WORK TO BE COMPLETED: Reproduce all of the data word for word.

EXTRACTED DATA:
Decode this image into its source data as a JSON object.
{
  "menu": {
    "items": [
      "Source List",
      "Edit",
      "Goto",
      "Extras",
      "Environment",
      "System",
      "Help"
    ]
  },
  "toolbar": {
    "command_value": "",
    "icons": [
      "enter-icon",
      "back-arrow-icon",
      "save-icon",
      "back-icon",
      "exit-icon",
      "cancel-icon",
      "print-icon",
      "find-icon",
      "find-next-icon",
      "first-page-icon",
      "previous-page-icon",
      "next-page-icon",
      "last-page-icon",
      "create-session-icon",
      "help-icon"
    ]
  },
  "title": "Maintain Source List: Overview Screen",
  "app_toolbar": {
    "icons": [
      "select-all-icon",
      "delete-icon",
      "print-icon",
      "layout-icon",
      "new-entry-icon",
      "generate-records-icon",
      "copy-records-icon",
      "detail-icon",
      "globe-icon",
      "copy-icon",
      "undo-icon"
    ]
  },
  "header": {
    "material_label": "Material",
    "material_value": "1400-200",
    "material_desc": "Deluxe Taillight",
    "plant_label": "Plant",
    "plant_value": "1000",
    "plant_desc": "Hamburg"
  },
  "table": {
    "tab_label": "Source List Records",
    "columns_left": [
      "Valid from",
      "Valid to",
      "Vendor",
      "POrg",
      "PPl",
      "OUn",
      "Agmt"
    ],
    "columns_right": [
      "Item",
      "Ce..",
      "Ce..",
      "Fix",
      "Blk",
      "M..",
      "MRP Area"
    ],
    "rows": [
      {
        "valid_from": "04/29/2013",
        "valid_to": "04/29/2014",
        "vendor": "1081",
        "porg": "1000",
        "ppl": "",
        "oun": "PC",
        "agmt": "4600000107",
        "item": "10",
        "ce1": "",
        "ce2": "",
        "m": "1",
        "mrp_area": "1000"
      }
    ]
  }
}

FULL SOLUTION:
Decode this image into its source data as a JSON object.
{
  "menu": {
    "items": [
      "Source List",
      "Edit",
      "Goto",
      "Extras",
      "Environment",
      "System",
      "Help"
    ]
  },
  "toolbar": {
    "command_value": "",
    "icons": [
      "enter-icon",
      "back-arrow-icon",
      "save-icon",
      "back-icon",
      "exit-icon",
      "cancel-icon",
      "print-icon",
      "find-icon",
      "find-next-icon",
      "first-page-icon",
      "previous-page-icon",
      "next-page-icon",
      "last-page-icon",
      "create-session-icon",
      "help-icon"
    ]
  },
  "title": "Maintain Source List: Overview Screen",
  "app_toolbar": {
    "icons": [
      "select-all-icon",
      "delete-icon",
      "print-icon",
      "layout-icon",
      "new-entry-icon",
      "generate-records-icon",
      "copy-records-icon",
      "detail-icon",
      "globe-icon",
      "copy-icon",
      "undo-icon"
    ]
  },
  "header": {
    "material_label": "Material",
    "material_value": "1400-200",
    "material_desc": "Deluxe Taillight",
    "plant_label": "Plant",
    "plant_value": "1000",
    "plant_desc": "Hamburg"
  },
  "table": {
    "tab_label": "Source List Records",
    "columns_left": [
      "Valid from",
      "Valid to",
      "Vendor",
      "POrg",
      "PPl",
      "OUn",
      "Agmt"
    ],
    "columns_right": [
      "Item",
      "Ce..",
      "Ce..",
      "Fix",
      "Blk",
      "M..",
      "MRP Area"
    ],
    "rows": [
      {
        "valid_from": "04/29/2013",
        "valid_to": "04/29/2014",
        "vendor": "1081",
        "porg": "1000",
        "ppl": "",
        "oun": "PC",
        "agmt": "4600000107",
        "item": "10",
        "ce1": "",
        "ce2": "",
        "m": "1",
        "mrp_area": "1000"
      }
    ]
  }
}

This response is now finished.